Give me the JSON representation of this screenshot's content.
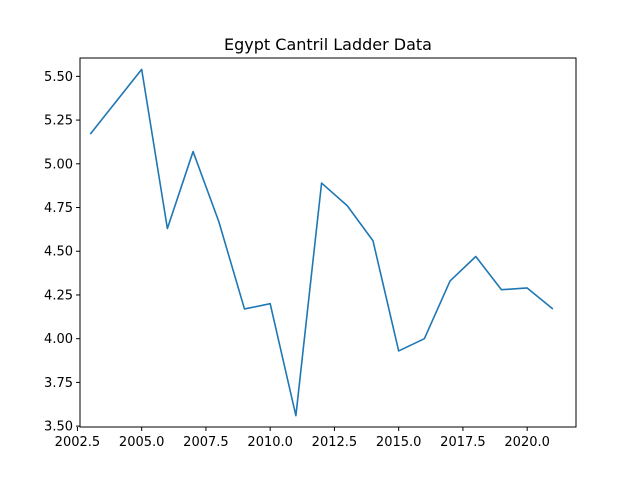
{
  "chart_data": {
    "type": "line",
    "title": "Egypt Cantril Ladder Data",
    "xlabel": "",
    "ylabel": "",
    "xlim": [
      2002.6,
      2021.9
    ],
    "ylim": [
      3.495,
      5.605
    ],
    "x_ticks": [
      2002.5,
      2005.0,
      2007.5,
      2010.0,
      2012.5,
      2015.0,
      2017.5,
      2020.0
    ],
    "x_tick_labels": [
      "2002.5",
      "2005.0",
      "2007.5",
      "2010.0",
      "2012.5",
      "2015.0",
      "2017.5",
      "2020.0"
    ],
    "y_ticks": [
      3.5,
      3.75,
      4.0,
      4.25,
      4.5,
      4.75,
      5.0,
      5.25,
      5.5
    ],
    "y_tick_labels": [
      "3.50",
      "3.75",
      "4.00",
      "4.25",
      "4.50",
      "4.75",
      "5.00",
      "5.25",
      "5.50"
    ],
    "grid": false,
    "series": [
      {
        "color": "#1f77b4",
        "x": [
          2003,
          2005,
          2006,
          2007,
          2008,
          2009,
          2010,
          2011,
          2012,
          2013,
          2014,
          2015,
          2016,
          2017,
          2018,
          2019,
          2020,
          2021
        ],
        "y": [
          5.17,
          5.54,
          4.63,
          5.07,
          4.67,
          4.17,
          4.2,
          3.56,
          4.89,
          4.76,
          4.56,
          3.93,
          4.0,
          4.33,
          4.47,
          4.28,
          4.29,
          4.17
        ]
      }
    ]
  }
}
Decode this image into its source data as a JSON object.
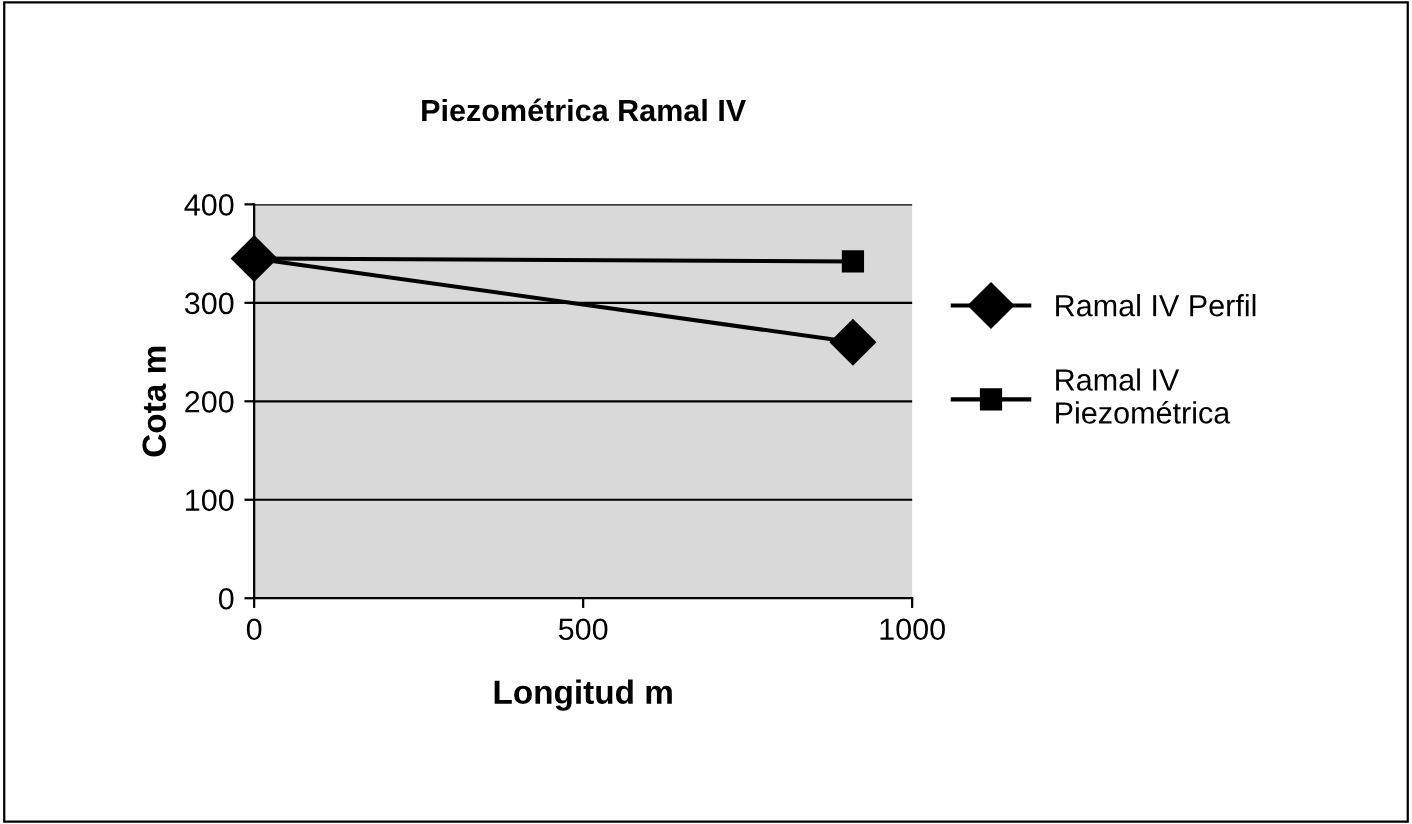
{
  "chart_data": {
    "type": "line",
    "title": "Piezométrica Ramal IV",
    "xlabel": "Longitud m",
    "ylabel": "Cota m",
    "x": [
      0,
      910
    ],
    "series": [
      {
        "name": "Ramal IV Perfil",
        "color": "#000000",
        "values": [
          345,
          260
        ],
        "marker": "diamond"
      },
      {
        "name": "Ramal IV Piezométrica",
        "color": "#000000",
        "values": [
          345,
          342
        ],
        "marker": "square"
      }
    ],
    "xlim": [
      0,
      1000
    ],
    "xticks": [
      0,
      500,
      1000
    ],
    "ylim": [
      0,
      400
    ],
    "yticks": [
      0,
      100,
      200,
      300,
      400
    ],
    "grid": "y",
    "legend": "right",
    "line_style": "solid"
  }
}
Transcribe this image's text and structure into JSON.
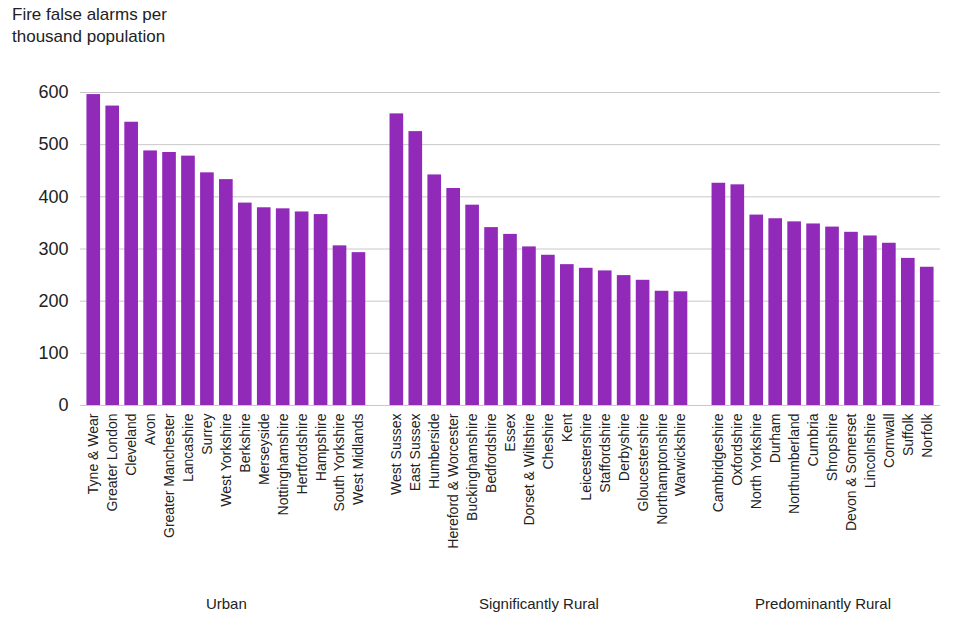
{
  "chart_data": {
    "type": "bar",
    "title": "Fire false alarms per thousand population",
    "color": "#9129b9",
    "ylim": [
      0,
      600
    ],
    "yticks": [
      0,
      100,
      200,
      300,
      400,
      500,
      600
    ],
    "grid": true,
    "groups": [
      {
        "name": "Urban",
        "categories": [
          "Tyne & Wear",
          "Greater London",
          "Cleveland",
          "Avon",
          "Greater Manchester",
          "Lancashire",
          "Surrey",
          "West Yorkshire",
          "Berkshire",
          "Merseyside",
          "Nottinghamshire",
          "Hertfordshire",
          "Hampshire",
          "South Yorkshire",
          "West Midlands"
        ],
        "values": [
          596,
          574,
          543,
          488,
          485,
          478,
          446,
          433,
          388,
          379,
          377,
          371,
          366,
          306,
          293
        ]
      },
      {
        "name": "Significantly Rural",
        "categories": [
          "West Sussex",
          "East Sussex",
          "Humberside",
          "Hereford & Worcester",
          "Buckinghamshire",
          "Bedfordshire",
          "Essex",
          "Dorset & Wiltshire",
          "Cheshire",
          "Kent",
          "Leicestershire",
          "Staffordshire",
          "Derbyshire",
          "Gloucestershire",
          "Northamptonshire",
          "Warwickshire"
        ],
        "values": [
          559,
          525,
          442,
          416,
          384,
          341,
          328,
          304,
          288,
          270,
          263,
          258,
          249,
          240,
          219,
          218
        ]
      },
      {
        "name": "Predominantly Rural",
        "categories": [
          "Cambridgeshire",
          "Oxfordshire",
          "North Yorkshire",
          "Durham",
          "Northumberland",
          "Cumbria",
          "Shropshire",
          "Devon & Somerset",
          "Lincolnshire",
          "Cornwall",
          "Suffolk",
          "Norfolk"
        ],
        "values": [
          426,
          423,
          365,
          358,
          352,
          348,
          342,
          332,
          325,
          311,
          282,
          265
        ]
      }
    ]
  }
}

----

**Goal**
Copy all lines from the material that contain "Ramal".

**Problem solution**
    "title": "Piezométrica Ramal IV",
        "name": "Ramal IV Perfil",
        "name": "Ramal IV Piezométrica",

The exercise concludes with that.